Required work
Exact repetition is required: output every record in full.

Dataset records
* * * * *

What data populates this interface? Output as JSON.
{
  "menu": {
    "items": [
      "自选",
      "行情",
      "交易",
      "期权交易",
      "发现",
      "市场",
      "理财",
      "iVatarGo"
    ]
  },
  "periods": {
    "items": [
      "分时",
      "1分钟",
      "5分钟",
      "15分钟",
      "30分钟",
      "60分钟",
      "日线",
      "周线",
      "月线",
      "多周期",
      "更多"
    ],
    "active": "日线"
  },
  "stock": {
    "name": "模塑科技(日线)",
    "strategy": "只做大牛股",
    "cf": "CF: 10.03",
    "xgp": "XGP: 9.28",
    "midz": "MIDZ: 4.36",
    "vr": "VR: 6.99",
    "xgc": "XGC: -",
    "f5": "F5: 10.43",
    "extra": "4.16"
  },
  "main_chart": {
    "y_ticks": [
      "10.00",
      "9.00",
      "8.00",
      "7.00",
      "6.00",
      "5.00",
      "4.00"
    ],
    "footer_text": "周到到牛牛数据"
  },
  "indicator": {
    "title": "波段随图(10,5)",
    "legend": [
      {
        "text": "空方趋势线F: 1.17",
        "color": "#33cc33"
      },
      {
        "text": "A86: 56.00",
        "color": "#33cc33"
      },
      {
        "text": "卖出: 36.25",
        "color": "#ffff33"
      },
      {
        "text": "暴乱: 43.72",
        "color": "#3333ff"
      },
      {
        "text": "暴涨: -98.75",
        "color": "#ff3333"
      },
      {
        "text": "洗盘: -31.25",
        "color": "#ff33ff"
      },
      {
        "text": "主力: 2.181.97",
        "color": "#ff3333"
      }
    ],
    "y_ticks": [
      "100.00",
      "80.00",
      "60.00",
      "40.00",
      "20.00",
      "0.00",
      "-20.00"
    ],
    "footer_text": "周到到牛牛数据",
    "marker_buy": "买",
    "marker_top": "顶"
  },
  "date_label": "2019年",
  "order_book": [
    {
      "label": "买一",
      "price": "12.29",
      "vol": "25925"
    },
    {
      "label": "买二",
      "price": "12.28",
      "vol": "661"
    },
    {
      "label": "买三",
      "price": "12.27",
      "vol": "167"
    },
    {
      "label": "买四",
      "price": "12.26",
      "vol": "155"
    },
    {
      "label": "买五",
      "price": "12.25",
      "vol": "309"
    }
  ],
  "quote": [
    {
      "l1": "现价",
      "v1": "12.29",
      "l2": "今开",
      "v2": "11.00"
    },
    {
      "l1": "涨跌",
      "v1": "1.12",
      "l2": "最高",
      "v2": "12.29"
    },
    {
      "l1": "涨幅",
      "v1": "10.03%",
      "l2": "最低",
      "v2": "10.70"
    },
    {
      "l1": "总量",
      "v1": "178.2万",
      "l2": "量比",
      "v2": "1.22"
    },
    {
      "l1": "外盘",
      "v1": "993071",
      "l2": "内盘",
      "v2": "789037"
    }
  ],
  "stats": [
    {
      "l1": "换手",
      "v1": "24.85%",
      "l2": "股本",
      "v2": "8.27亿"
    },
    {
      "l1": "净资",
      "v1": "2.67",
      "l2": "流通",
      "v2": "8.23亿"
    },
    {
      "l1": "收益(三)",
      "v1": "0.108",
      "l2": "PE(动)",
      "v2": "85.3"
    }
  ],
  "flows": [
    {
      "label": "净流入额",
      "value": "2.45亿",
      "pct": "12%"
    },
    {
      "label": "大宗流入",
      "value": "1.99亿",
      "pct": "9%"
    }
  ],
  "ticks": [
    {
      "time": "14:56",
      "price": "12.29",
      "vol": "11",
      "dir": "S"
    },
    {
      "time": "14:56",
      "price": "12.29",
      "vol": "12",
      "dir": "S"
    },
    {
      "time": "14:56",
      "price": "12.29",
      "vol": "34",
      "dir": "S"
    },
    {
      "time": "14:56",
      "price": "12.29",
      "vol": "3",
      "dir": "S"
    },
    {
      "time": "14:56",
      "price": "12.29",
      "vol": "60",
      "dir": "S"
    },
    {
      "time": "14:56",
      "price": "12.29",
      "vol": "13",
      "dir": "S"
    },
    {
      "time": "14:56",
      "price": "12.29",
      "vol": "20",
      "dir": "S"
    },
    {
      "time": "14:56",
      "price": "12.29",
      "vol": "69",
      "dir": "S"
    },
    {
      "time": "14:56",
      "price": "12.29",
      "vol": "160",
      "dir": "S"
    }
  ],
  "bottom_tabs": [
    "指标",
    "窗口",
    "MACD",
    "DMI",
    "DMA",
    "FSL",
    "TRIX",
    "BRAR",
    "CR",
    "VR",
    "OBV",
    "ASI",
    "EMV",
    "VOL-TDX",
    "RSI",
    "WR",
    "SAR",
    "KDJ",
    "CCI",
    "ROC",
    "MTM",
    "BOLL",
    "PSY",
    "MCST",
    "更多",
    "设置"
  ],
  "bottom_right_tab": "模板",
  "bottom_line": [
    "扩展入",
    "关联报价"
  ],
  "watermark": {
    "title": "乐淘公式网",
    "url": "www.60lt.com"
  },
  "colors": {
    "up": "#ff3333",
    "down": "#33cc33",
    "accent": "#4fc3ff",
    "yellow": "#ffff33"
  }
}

* * * * *

Exercise answer
What data populates this interface? Output as JSON.
{
  "menu": {
    "items": [
      "自选",
      "行情",
      "交易",
      "期权交易",
      "发现",
      "市场",
      "理财",
      "iVatarGo"
    ]
  },
  "periods": {
    "items": [
      "分时",
      "1分钟",
      "5分钟",
      "15分钟",
      "30分钟",
      "60分钟",
      "日线",
      "周线",
      "月线",
      "多周期",
      "更多"
    ],
    "active": "日线"
  },
  "stock": {
    "name": "模塑科技(日线)",
    "strategy": "只做大牛股",
    "cf": "CF: 10.03",
    "xgp": "XGP: 9.28",
    "midz": "MIDZ: 4.36",
    "vr": "VR: 6.99",
    "xgc": "XGC: -",
    "f5": "F5: 10.43",
    "extra": "4.16"
  },
  "main_chart": {
    "y_ticks": [
      "10.00",
      "9.00",
      "8.00",
      "7.00",
      "6.00",
      "5.00",
      "4.00"
    ],
    "footer_text": "周到到牛牛数据"
  },
  "indicator": {
    "title": "波段随图(10,5)",
    "legend": [
      {
        "text": "空方趋势线F: 1.17",
        "color": "#33cc33"
      },
      {
        "text": "A86: 56.00",
        "color": "#33cc33"
      },
      {
        "text": "卖出: 36.25",
        "color": "#ffff33"
      },
      {
        "text": "暴乱: 43.72",
        "color": "#3333ff"
      },
      {
        "text": "暴涨: -98.75",
        "color": "#ff3333"
      },
      {
        "text": "洗盘: -31.25",
        "color": "#ff33ff"
      },
      {
        "text": "主力: 2.181.97",
        "color": "#ff3333"
      }
    ],
    "y_ticks": [
      "100.00",
      "80.00",
      "60.00",
      "40.00",
      "20.00",
      "0.00",
      "-20.00"
    ],
    "footer_text": "周到到牛牛数据",
    "marker_buy": "买",
    "marker_top": "顶"
  },
  "date_label": "2019年",
  "order_book": [
    {
      "label": "买一",
      "price": "12.29",
      "vol": "25925"
    },
    {
      "label": "买二",
      "price": "12.28",
      "vol": "661"
    },
    {
      "label": "买三",
      "price": "12.27",
      "vol": "167"
    },
    {
      "label": "买四",
      "price": "12.26",
      "vol": "155"
    },
    {
      "label": "买五",
      "price": "12.25",
      "vol": "309"
    }
  ],
  "quote": [
    {
      "l1": "现价",
      "v1": "12.29",
      "l2": "今开",
      "v2": "11.00"
    },
    {
      "l1": "涨跌",
      "v1": "1.12",
      "l2": "最高",
      "v2": "12.29"
    },
    {
      "l1": "涨幅",
      "v1": "10.03%",
      "l2": "最低",
      "v2": "10.70"
    },
    {
      "l1": "总量",
      "v1": "178.2万",
      "l2": "量比",
      "v2": "1.22"
    },
    {
      "l1": "外盘",
      "v1": "993071",
      "l2": "内盘",
      "v2": "789037"
    }
  ],
  "stats": [
    {
      "l1": "换手",
      "v1": "24.85%",
      "l2": "股本",
      "v2": "8.27亿"
    },
    {
      "l1": "净资",
      "v1": "2.67",
      "l2": "流通",
      "v2": "8.23亿"
    },
    {
      "l1": "收益(三)",
      "v1": "0.108",
      "l2": "PE(动)",
      "v2": "85.3"
    }
  ],
  "flows": [
    {
      "label": "净流入额",
      "value": "2.45亿",
      "pct": "12%"
    },
    {
      "label": "大宗流入",
      "value": "1.99亿",
      "pct": "9%"
    }
  ],
  "ticks": [
    {
      "time": "14:56",
      "price": "12.29",
      "vol": "11",
      "dir": "S"
    },
    {
      "time": "14:56",
      "price": "12.29",
      "vol": "12",
      "dir": "S"
    },
    {
      "time": "14:56",
      "price": "12.29",
      "vol": "34",
      "dir": "S"
    },
    {
      "time": "14:56",
      "price": "12.29",
      "vol": "3",
      "dir": "S"
    },
    {
      "time": "14:56",
      "price": "12.29",
      "vol": "60",
      "dir": "S"
    },
    {
      "time": "14:56",
      "price": "12.29",
      "vol": "13",
      "dir": "S"
    },
    {
      "time": "14:56",
      "price": "12.29",
      "vol": "20",
      "dir": "S"
    },
    {
      "time": "14:56",
      "price": "12.29",
      "vol": "69",
      "dir": "S"
    },
    {
      "time": "14:56",
      "price": "12.29",
      "vol": "160",
      "dir": "S"
    }
  ],
  "bottom_tabs": [
    "指标",
    "窗口",
    "MACD",
    "DMI",
    "DMA",
    "FSL",
    "TRIX",
    "BRAR",
    "CR",
    "VR",
    "OBV",
    "ASI",
    "EMV",
    "VOL-TDX",
    "RSI",
    "WR",
    "SAR",
    "KDJ",
    "CCI",
    "ROC",
    "MTM",
    "BOLL",
    "PSY",
    "MCST",
    "更多",
    "设置"
  ],
  "bottom_right_tab": "模板",
  "bottom_line": [
    "扩展入",
    "关联报价"
  ],
  "watermark": {
    "title": "乐淘公式网",
    "url": "www.60lt.com"
  },
  "colors": {
    "up": "#ff3333",
    "down": "#33cc33",
    "accent": "#4fc3ff",
    "yellow": "#ffff33"
  }
}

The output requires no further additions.